(Data items)

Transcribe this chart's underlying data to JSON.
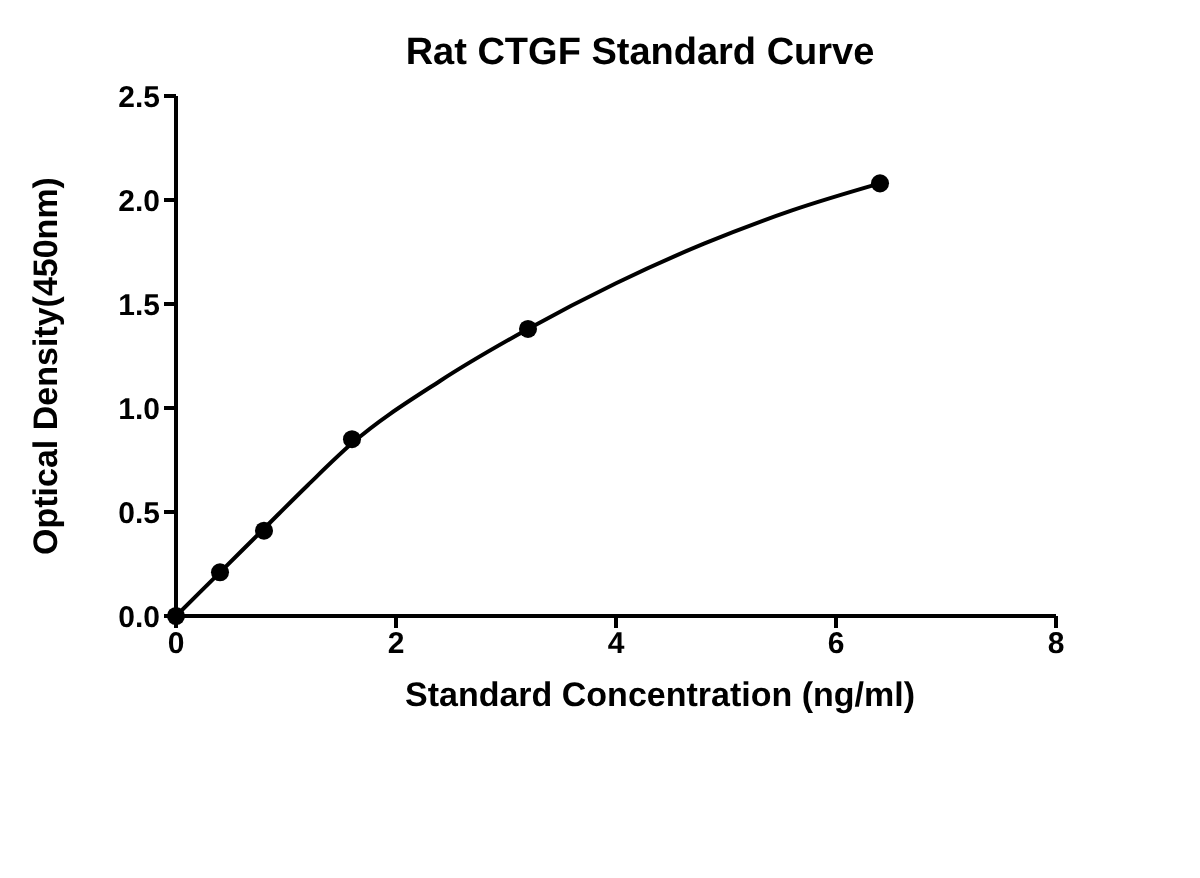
{
  "chart_data": {
    "type": "scatter",
    "title": "Rat CTGF Standard Curve",
    "xlabel": "Standard Concentration (ng/ml)",
    "ylabel": "Optical Density(450nm)",
    "x": [
      0,
      0.4,
      0.8,
      1.6,
      3.2,
      6.4
    ],
    "series": [
      {
        "color": "#000000",
        "marker": "circle",
        "values": [
          0,
          0.21,
          0.41,
          0.85,
          1.38,
          2.08
        ]
      },
      {
        "type": "line",
        "color": "#000000",
        "marker": "none",
        "line_style": "solid",
        "x": [
          0,
          0.4,
          0.8,
          1.2,
          1.6,
          2.4,
          3.2,
          4,
          4.8,
          5.6,
          6.4
        ],
        "values": [
          0,
          0.21,
          0.42,
          0.63,
          0.83,
          1.13,
          1.38,
          1.6,
          1.79,
          1.95,
          2.08
        ]
      }
    ],
    "xlim": [
      0,
      8
    ],
    "xticks": [
      0,
      2,
      4,
      6,
      8
    ],
    "ylim": [
      0,
      2.5
    ],
    "yticks": [
      {
        "value": 0,
        "label": "0.0"
      },
      {
        "value": 0.5,
        "label": "0.5"
      },
      {
        "value": 1,
        "label": "1.0"
      },
      {
        "value": 1.5,
        "label": "1.5"
      },
      {
        "value": 2,
        "label": "2.0"
      },
      {
        "value": 2.5,
        "label": "2.5"
      }
    ],
    "grid": false,
    "legend": false
  }
}
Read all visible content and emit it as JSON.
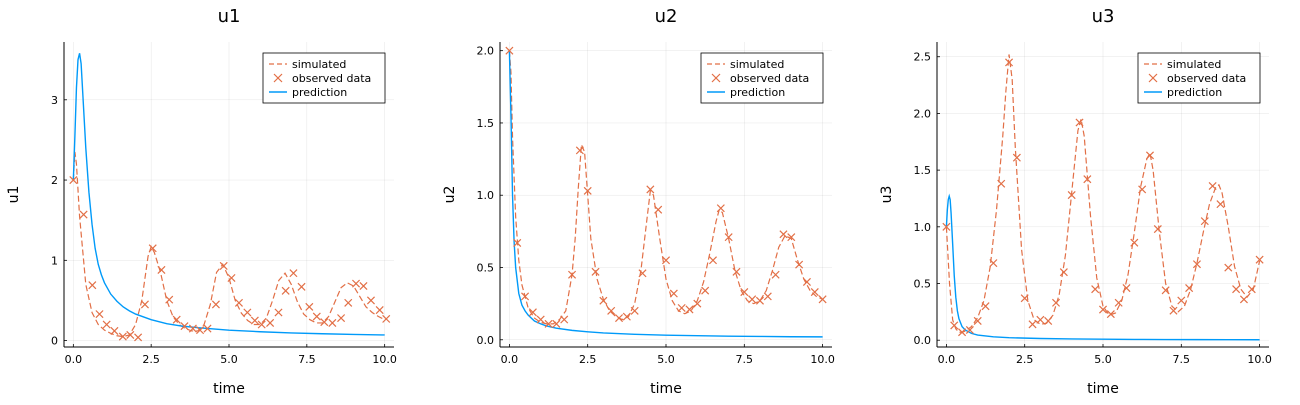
{
  "chart_data": [
    {
      "type": "line",
      "title": "u1",
      "xlabel": "time",
      "ylabel": "u1",
      "xlim": [
        -0.3,
        10.3
      ],
      "ylim": [
        -0.08,
        3.72
      ],
      "xticks": [
        0.0,
        2.5,
        5.0,
        7.5,
        10.0
      ],
      "xtick_labels": [
        "0.0",
        "2.5",
        "5.0",
        "7.5",
        "10.0"
      ],
      "yticks": [
        0,
        1,
        2,
        3
      ],
      "ytick_labels": [
        "0",
        "1",
        "2",
        "3"
      ],
      "grid": true,
      "legend_position": "top-right",
      "colors": {
        "simulated": "#e26f46",
        "observed": "#e26f46",
        "prediction": "#009af9"
      },
      "series": [
        {
          "name": "simulated",
          "style": "dashed",
          "x": [
            0.0,
            0.05,
            0.1,
            0.2,
            0.4,
            0.6,
            0.8,
            1.0,
            1.2,
            1.4,
            1.6,
            1.8,
            2.0,
            2.2,
            2.4,
            2.5,
            2.6,
            2.8,
            3.0,
            3.2,
            3.4,
            3.6,
            3.8,
            4.0,
            4.2,
            4.4,
            4.6,
            4.8,
            5.0,
            5.2,
            5.4,
            5.6,
            5.8,
            6.0,
            6.2,
            6.4,
            6.6,
            6.8,
            7.0,
            7.2,
            7.4,
            7.6,
            7.8,
            8.0,
            8.2,
            8.4,
            8.6,
            8.8,
            9.0,
            9.2,
            9.4,
            9.6,
            9.8,
            10.0
          ],
          "y": [
            2.0,
            2.35,
            2.2,
            1.55,
            0.7,
            0.35,
            0.2,
            0.13,
            0.09,
            0.06,
            0.05,
            0.07,
            0.2,
            0.5,
            1.05,
            1.17,
            1.1,
            0.85,
            0.5,
            0.3,
            0.2,
            0.15,
            0.12,
            0.12,
            0.2,
            0.45,
            0.85,
            0.95,
            0.78,
            0.5,
            0.34,
            0.25,
            0.2,
            0.2,
            0.28,
            0.5,
            0.75,
            0.84,
            0.7,
            0.48,
            0.33,
            0.26,
            0.22,
            0.22,
            0.3,
            0.48,
            0.66,
            0.72,
            0.68,
            0.55,
            0.42,
            0.35,
            0.3,
            0.26
          ]
        },
        {
          "name": "observed data",
          "style": "markers",
          "x": [
            0.0,
            0.33,
            0.61,
            0.84,
            1.07,
            1.32,
            1.59,
            1.83,
            2.08,
            2.3,
            2.55,
            2.83,
            3.08,
            3.32,
            3.57,
            3.84,
            4.07,
            4.31,
            4.58,
            4.83,
            5.08,
            5.32,
            5.59,
            5.83,
            6.05,
            6.32,
            6.59,
            6.82,
            7.07,
            7.33,
            7.58,
            7.82,
            8.06,
            8.32,
            8.6,
            8.83,
            9.08,
            9.32,
            9.56,
            9.84,
            10.05
          ],
          "y": [
            2.0,
            1.57,
            0.69,
            0.33,
            0.2,
            0.12,
            0.05,
            0.07,
            0.04,
            0.45,
            1.15,
            0.88,
            0.51,
            0.26,
            0.18,
            0.15,
            0.13,
            0.15,
            0.45,
            0.93,
            0.78,
            0.47,
            0.35,
            0.25,
            0.2,
            0.22,
            0.35,
            0.62,
            0.84,
            0.67,
            0.42,
            0.3,
            0.23,
            0.22,
            0.28,
            0.47,
            0.71,
            0.68,
            0.5,
            0.38,
            0.27
          ]
        },
        {
          "name": "prediction",
          "style": "solid",
          "x": [
            0.0,
            0.05,
            0.1,
            0.15,
            0.2,
            0.25,
            0.3,
            0.35,
            0.4,
            0.5,
            0.6,
            0.7,
            0.8,
            0.9,
            1.0,
            1.2,
            1.4,
            1.6,
            1.8,
            2.0,
            2.5,
            3.0,
            3.5,
            4.0,
            5.0,
            6.0,
            7.0,
            8.0,
            9.0,
            10.0
          ],
          "y": [
            2.0,
            2.55,
            3.15,
            3.5,
            3.58,
            3.45,
            3.1,
            2.75,
            2.4,
            1.85,
            1.45,
            1.15,
            0.95,
            0.82,
            0.72,
            0.58,
            0.49,
            0.42,
            0.37,
            0.33,
            0.26,
            0.21,
            0.18,
            0.16,
            0.13,
            0.11,
            0.095,
            0.085,
            0.077,
            0.07
          ]
        }
      ]
    },
    {
      "type": "line",
      "title": "u2",
      "xlabel": "time",
      "ylabel": "u2",
      "xlim": [
        -0.3,
        10.3
      ],
      "ylim": [
        -0.05,
        2.06
      ],
      "xticks": [
        0.0,
        2.5,
        5.0,
        7.5,
        10.0
      ],
      "xtick_labels": [
        "0.0",
        "2.5",
        "5.0",
        "7.5",
        "10.0"
      ],
      "yticks": [
        0.0,
        0.5,
        1.0,
        1.5,
        2.0
      ],
      "ytick_labels": [
        "0.0",
        "0.5",
        "1.0",
        "1.5",
        "2.0"
      ],
      "grid": true,
      "legend_position": "top-right",
      "colors": {
        "simulated": "#e26f46",
        "observed": "#e26f46",
        "prediction": "#009af9"
      },
      "series": [
        {
          "name": "simulated",
          "style": "dashed",
          "x": [
            0.0,
            0.05,
            0.1,
            0.2,
            0.3,
            0.4,
            0.6,
            0.8,
            1.0,
            1.2,
            1.4,
            1.6,
            1.8,
            2.0,
            2.1,
            2.2,
            2.3,
            2.4,
            2.6,
            2.8,
            3.0,
            3.2,
            3.4,
            3.6,
            3.8,
            4.0,
            4.2,
            4.4,
            4.5,
            4.6,
            4.8,
            5.0,
            5.2,
            5.4,
            5.6,
            5.8,
            6.0,
            6.2,
            6.4,
            6.6,
            6.7,
            6.8,
            7.0,
            7.2,
            7.4,
            7.6,
            7.8,
            8.0,
            8.2,
            8.4,
            8.6,
            8.8,
            9.0,
            9.2,
            9.4,
            9.6,
            9.8,
            10.0
          ],
          "y": [
            2.0,
            1.85,
            1.4,
            0.85,
            0.55,
            0.38,
            0.22,
            0.15,
            0.12,
            0.11,
            0.11,
            0.14,
            0.2,
            0.45,
            0.7,
            1.05,
            1.35,
            1.3,
            0.7,
            0.42,
            0.28,
            0.2,
            0.16,
            0.14,
            0.16,
            0.25,
            0.48,
            0.85,
            1.03,
            1.0,
            0.7,
            0.42,
            0.27,
            0.2,
            0.18,
            0.2,
            0.27,
            0.4,
            0.6,
            0.82,
            0.9,
            0.88,
            0.7,
            0.48,
            0.34,
            0.27,
            0.25,
            0.27,
            0.34,
            0.48,
            0.64,
            0.72,
            0.7,
            0.55,
            0.42,
            0.34,
            0.3,
            0.28
          ]
        },
        {
          "name": "observed data",
          "style": "markers",
          "x": [
            0.0,
            0.25,
            0.5,
            0.75,
            1.0,
            1.25,
            1.5,
            1.75,
            2.0,
            2.25,
            2.5,
            2.75,
            3.0,
            3.25,
            3.5,
            3.75,
            4.0,
            4.25,
            4.5,
            4.75,
            5.0,
            5.25,
            5.5,
            5.75,
            6.0,
            6.25,
            6.5,
            6.75,
            7.0,
            7.25,
            7.5,
            7.75,
            8.0,
            8.25,
            8.5,
            8.75,
            9.0,
            9.25,
            9.5,
            9.75,
            10.0
          ],
          "y": [
            2.0,
            0.67,
            0.3,
            0.19,
            0.14,
            0.11,
            0.11,
            0.14,
            0.45,
            1.31,
            1.03,
            0.47,
            0.27,
            0.2,
            0.15,
            0.16,
            0.2,
            0.46,
            1.04,
            0.9,
            0.55,
            0.32,
            0.22,
            0.21,
            0.25,
            0.34,
            0.55,
            0.91,
            0.71,
            0.47,
            0.33,
            0.28,
            0.27,
            0.3,
            0.45,
            0.73,
            0.71,
            0.52,
            0.4,
            0.33,
            0.28
          ]
        },
        {
          "name": "prediction",
          "style": "solid",
          "x": [
            0.0,
            0.05,
            0.1,
            0.15,
            0.2,
            0.3,
            0.4,
            0.5,
            0.6,
            0.8,
            1.0,
            1.2,
            1.5,
            2.0,
            2.5,
            3.0,
            4.0,
            5.0,
            6.0,
            7.0,
            8.0,
            9.0,
            10.0
          ],
          "y": [
            2.0,
            1.55,
            1.0,
            0.68,
            0.5,
            0.32,
            0.24,
            0.2,
            0.17,
            0.13,
            0.11,
            0.095,
            0.08,
            0.065,
            0.055,
            0.047,
            0.038,
            0.032,
            0.028,
            0.025,
            0.023,
            0.021,
            0.02
          ]
        }
      ]
    },
    {
      "type": "line",
      "title": "u3",
      "xlabel": "time",
      "ylabel": "u3",
      "xlim": [
        -0.3,
        10.3
      ],
      "ylim": [
        -0.06,
        2.63
      ],
      "xticks": [
        0.0,
        2.5,
        5.0,
        7.5,
        10.0
      ],
      "xtick_labels": [
        "0.0",
        "2.5",
        "5.0",
        "7.5",
        "10.0"
      ],
      "yticks": [
        0.0,
        0.5,
        1.0,
        1.5,
        2.0,
        2.5
      ],
      "ytick_labels": [
        "0.0",
        "0.5",
        "1.0",
        "1.5",
        "2.0",
        "2.5"
      ],
      "grid": true,
      "legend_position": "top-right",
      "colors": {
        "simulated": "#e26f46",
        "observed": "#e26f46",
        "prediction": "#009af9"
      },
      "series": [
        {
          "name": "simulated",
          "style": "dashed",
          "x": [
            0.0,
            0.1,
            0.2,
            0.3,
            0.4,
            0.5,
            0.6,
            0.8,
            1.0,
            1.2,
            1.4,
            1.6,
            1.8,
            1.9,
            2.0,
            2.1,
            2.2,
            2.4,
            2.6,
            2.8,
            3.0,
            3.2,
            3.4,
            3.6,
            3.8,
            4.0,
            4.2,
            4.3,
            4.4,
            4.6,
            4.8,
            5.0,
            5.2,
            5.4,
            5.6,
            5.8,
            6.0,
            6.2,
            6.4,
            6.5,
            6.6,
            6.8,
            7.0,
            7.2,
            7.4,
            7.6,
            7.8,
            8.0,
            8.2,
            8.4,
            8.6,
            8.7,
            8.8,
            9.0,
            9.2,
            9.4,
            9.6,
            9.8,
            10.0
          ],
          "y": [
            1.0,
            0.5,
            0.18,
            0.1,
            0.07,
            0.07,
            0.08,
            0.12,
            0.2,
            0.35,
            0.65,
            1.15,
            1.8,
            2.2,
            2.52,
            2.3,
            1.7,
            0.8,
            0.35,
            0.18,
            0.14,
            0.15,
            0.22,
            0.4,
            0.75,
            1.3,
            1.85,
            1.95,
            1.8,
            1.1,
            0.55,
            0.3,
            0.22,
            0.24,
            0.35,
            0.58,
            0.95,
            1.35,
            1.6,
            1.65,
            1.5,
            0.95,
            0.5,
            0.3,
            0.25,
            0.3,
            0.45,
            0.68,
            0.95,
            1.2,
            1.35,
            1.37,
            1.3,
            1.0,
            0.65,
            0.45,
            0.38,
            0.45,
            0.7
          ]
        },
        {
          "name": "observed data",
          "style": "markers",
          "x": [
            0.0,
            0.25,
            0.5,
            0.75,
            1.0,
            1.25,
            1.5,
            1.75,
            2.0,
            2.25,
            2.5,
            2.75,
            3.0,
            3.25,
            3.5,
            3.75,
            4.0,
            4.25,
            4.5,
            4.75,
            5.0,
            5.25,
            5.5,
            5.75,
            6.0,
            6.25,
            6.5,
            6.75,
            7.0,
            7.25,
            7.5,
            7.75,
            8.0,
            8.25,
            8.5,
            8.75,
            9.0,
            9.25,
            9.5,
            9.75,
            10.0
          ],
          "y": [
            1.0,
            0.13,
            0.07,
            0.09,
            0.17,
            0.3,
            0.68,
            1.38,
            2.45,
            1.61,
            0.37,
            0.14,
            0.18,
            0.17,
            0.33,
            0.6,
            1.28,
            1.92,
            1.42,
            0.45,
            0.27,
            0.23,
            0.33,
            0.46,
            0.86,
            1.33,
            1.63,
            0.98,
            0.44,
            0.26,
            0.35,
            0.46,
            0.67,
            1.05,
            1.36,
            1.2,
            0.64,
            0.45,
            0.36,
            0.45,
            0.71
          ]
        },
        {
          "name": "prediction",
          "style": "solid",
          "x": [
            0.0,
            0.03,
            0.06,
            0.09,
            0.12,
            0.15,
            0.2,
            0.25,
            0.3,
            0.35,
            0.4,
            0.5,
            0.6,
            0.8,
            1.0,
            1.5,
            2.0,
            3.0,
            4.0,
            5.0,
            6.0,
            7.0,
            8.0,
            9.0,
            10.0
          ],
          "y": [
            1.0,
            1.15,
            1.24,
            1.27,
            1.24,
            1.12,
            0.85,
            0.57,
            0.38,
            0.26,
            0.19,
            0.12,
            0.09,
            0.06,
            0.045,
            0.03,
            0.022,
            0.015,
            0.011,
            0.009,
            0.007,
            0.006,
            0.005,
            0.0045,
            0.004
          ]
        }
      ]
    }
  ],
  "legend": {
    "simulated_label": "simulated",
    "observed_label": "observed data",
    "prediction_label": "prediction"
  }
}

Task brief
Collect every line above that contains the word "title".

Result of the task
    "title": "Rat CTGF Standard Curve",
      "title": "u1",
      "title": "u2",
      "title": "u3",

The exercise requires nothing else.